Rows from a dataset:
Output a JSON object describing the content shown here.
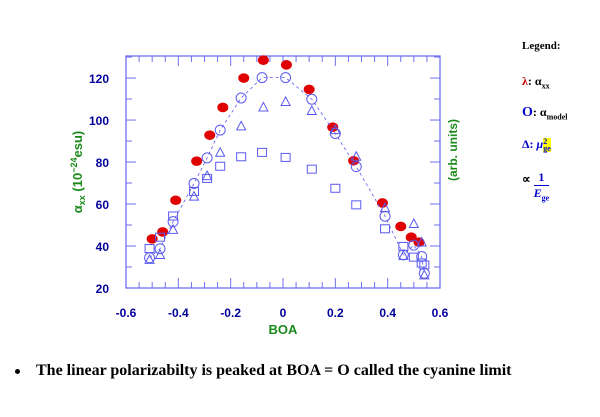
{
  "chart_data": {
    "type": "scatter",
    "xlabel": "BOA",
    "ylabel_main": "α",
    "ylabel_sub": "xx",
    "ylabel_rest": " (10",
    "ylabel_exp": "−24",
    "ylabel_unit": "esu)",
    "ylabel_right": "(arb. units)",
    "xlim": [
      -0.6,
      0.6
    ],
    "ylim": [
      20,
      130.5
    ],
    "xticks": [
      "-0.6",
      "-0.4",
      "-0.2",
      "0",
      "0.2",
      "0.4",
      "0.6"
    ],
    "xtick_values": [
      -0.6,
      -0.4,
      -0.2,
      0,
      0.2,
      0.4,
      0.6
    ],
    "yticks": [
      "20",
      "40",
      "60",
      "80",
      "100",
      "120"
    ],
    "ytick_values": [
      20,
      40,
      60,
      80,
      100,
      120
    ],
    "grid": false,
    "colors": {
      "axis": "#6f6ff0",
      "red": "#e00000",
      "blue": "#5a5af0",
      "tick_label": "#000099",
      "label": "#1a8a1a"
    },
    "series": [
      {
        "marker": "filled-circle",
        "color": "#e00000",
        "x": [
          -0.5,
          -0.46,
          -0.41,
          -0.33,
          -0.28,
          -0.23,
          -0.15,
          -0.075,
          0.013,
          0.1,
          0.19,
          0.27,
          0.38,
          0.45,
          0.49,
          0.52
        ],
        "y": [
          43.4,
          46.7,
          61.8,
          80.4,
          92.8,
          106,
          120,
          128.5,
          126.3,
          114.6,
          96.6,
          80.6,
          60.5,
          49.3,
          44.2,
          41.8
        ]
      },
      {
        "marker": "open-circle",
        "color": "#5a5af0",
        "dashed_line": true,
        "x": [
          -0.51,
          -0.47,
          -0.42,
          -0.34,
          -0.29,
          -0.24,
          -0.16,
          -0.08,
          0.01,
          0.11,
          0.2,
          0.28,
          0.39,
          0.46,
          0.5,
          0.53,
          0.54
        ],
        "y": [
          34.4,
          38.7,
          51.6,
          69.8,
          82,
          95.2,
          110.5,
          120.2,
          120.2,
          109.9,
          93.6,
          77.8,
          54.2,
          35.8,
          40.4,
          35,
          27
        ]
      },
      {
        "marker": "open-triangle",
        "color": "#5a5af0",
        "x": [
          -0.51,
          -0.47,
          -0.42,
          -0.34,
          -0.29,
          -0.24,
          -0.16,
          -0.075,
          0.01,
          0.11,
          0.2,
          0.28,
          0.39,
          0.46,
          0.5,
          0.53,
          0.54
        ],
        "y": [
          33.4,
          35.7,
          47.7,
          63.5,
          73.3,
          84.4,
          97,
          106,
          108.6,
          104.3,
          95.2,
          82.5,
          58,
          35.3,
          50.5,
          41.7,
          26
        ]
      },
      {
        "marker": "open-square",
        "color": "#5a5af0",
        "x": [
          -0.51,
          -0.47,
          -0.42,
          -0.34,
          -0.29,
          -0.24,
          -0.16,
          -0.08,
          0.01,
          0.11,
          0.2,
          0.28,
          0.39,
          0.46,
          0.5,
          0.53,
          0.54
        ],
        "y": [
          38.8,
          44.2,
          54.3,
          66,
          72.2,
          78,
          82.5,
          84.6,
          82.2,
          76.6,
          67.5,
          59.6,
          48.2,
          39.8,
          34.7,
          31.9,
          31
        ]
      }
    ]
  },
  "legend": {
    "title": "Legend:",
    "items": [
      {
        "symbol": "λ",
        "sep": ": ",
        "text": "α",
        "sub": "xx",
        "symbol_color": "#cc0000"
      },
      {
        "symbol": "O",
        "sep": ": ",
        "text": "α",
        "sub": "model",
        "symbol_color": "#0000cc"
      },
      {
        "symbol": "Δ",
        "sep": ": ",
        "text": "μ",
        "sup": "2",
        "sub": "ge",
        "symbol_color": "#0000cc",
        "highlight": "#ffff00"
      },
      {
        "symbol": "∝",
        "numerator": "1",
        "denominator": "E",
        "den_sub": "ge"
      }
    ]
  },
  "bullet": "The linear polarizabilty is peaked at BOA = O called the cyanine limit"
}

**What you will do:**
Do not include the images; transcribe the rest of the listing exactly.

**The completed task:**
Output a JSON object describing the content shown here.
{
  "chart_data": {
    "type": "scatter",
    "xlabel": "BOA",
    "ylabel_main": "α",
    "ylabel_sub": "xx",
    "ylabel_rest": " (10",
    "ylabel_exp": "−24",
    "ylabel_unit": "esu)",
    "ylabel_right": "(arb. units)",
    "xlim": [
      -0.6,
      0.6
    ],
    "ylim": [
      20,
      130.5
    ],
    "xticks": [
      "-0.6",
      "-0.4",
      "-0.2",
      "0",
      "0.2",
      "0.4",
      "0.6"
    ],
    "xtick_values": [
      -0.6,
      -0.4,
      -0.2,
      0,
      0.2,
      0.4,
      0.6
    ],
    "yticks": [
      "20",
      "40",
      "60",
      "80",
      "100",
      "120"
    ],
    "ytick_values": [
      20,
      40,
      60,
      80,
      100,
      120
    ],
    "grid": false,
    "colors": {
      "axis": "#6f6ff0",
      "red": "#e00000",
      "blue": "#5a5af0",
      "tick_label": "#000099",
      "label": "#1a8a1a"
    },
    "series": [
      {
        "marker": "filled-circle",
        "color": "#e00000",
        "x": [
          -0.5,
          -0.46,
          -0.41,
          -0.33,
          -0.28,
          -0.23,
          -0.15,
          -0.075,
          0.013,
          0.1,
          0.19,
          0.27,
          0.38,
          0.45,
          0.49,
          0.52
        ],
        "y": [
          43.4,
          46.7,
          61.8,
          80.4,
          92.8,
          106,
          120,
          128.5,
          126.3,
          114.6,
          96.6,
          80.6,
          60.5,
          49.3,
          44.2,
          41.8
        ]
      },
      {
        "marker": "open-circle",
        "color": "#5a5af0",
        "dashed_line": true,
        "x": [
          -0.51,
          -0.47,
          -0.42,
          -0.34,
          -0.29,
          -0.24,
          -0.16,
          -0.08,
          0.01,
          0.11,
          0.2,
          0.28,
          0.39,
          0.46,
          0.5,
          0.53,
          0.54
        ],
        "y": [
          34.4,
          38.7,
          51.6,
          69.8,
          82,
          95.2,
          110.5,
          120.2,
          120.2,
          109.9,
          93.6,
          77.8,
          54.2,
          35.8,
          40.4,
          35,
          27
        ]
      },
      {
        "marker": "open-triangle",
        "color": "#5a5af0",
        "x": [
          -0.51,
          -0.47,
          -0.42,
          -0.34,
          -0.29,
          -0.24,
          -0.16,
          -0.075,
          0.01,
          0.11,
          0.2,
          0.28,
          0.39,
          0.46,
          0.5,
          0.53,
          0.54
        ],
        "y": [
          33.4,
          35.7,
          47.7,
          63.5,
          73.3,
          84.4,
          97,
          106,
          108.6,
          104.3,
          95.2,
          82.5,
          58,
          35.3,
          50.5,
          41.7,
          26
        ]
      },
      {
        "marker": "open-square",
        "color": "#5a5af0",
        "x": [
          -0.51,
          -0.47,
          -0.42,
          -0.34,
          -0.29,
          -0.24,
          -0.16,
          -0.08,
          0.01,
          0.11,
          0.2,
          0.28,
          0.39,
          0.46,
          0.5,
          0.53,
          0.54
        ],
        "y": [
          38.8,
          44.2,
          54.3,
          66,
          72.2,
          78,
          82.5,
          84.6,
          82.2,
          76.6,
          67.5,
          59.6,
          48.2,
          39.8,
          34.7,
          31.9,
          31
        ]
      }
    ]
  },
  "legend": {
    "title": "Legend:",
    "items": [
      {
        "symbol": "λ",
        "sep": ": ",
        "text": "α",
        "sub": "xx",
        "symbol_color": "#cc0000"
      },
      {
        "symbol": "O",
        "sep": ": ",
        "text": "α",
        "sub": "model",
        "symbol_color": "#0000cc"
      },
      {
        "symbol": "Δ",
        "sep": ": ",
        "text": "μ",
        "sup": "2",
        "sub": "ge",
        "symbol_color": "#0000cc",
        "highlight": "#ffff00"
      },
      {
        "symbol": "∝",
        "numerator": "1",
        "denominator": "E",
        "den_sub": "ge"
      }
    ]
  },
  "bullet": "The linear polarizabilty is peaked at BOA = O called the cyanine limit"
}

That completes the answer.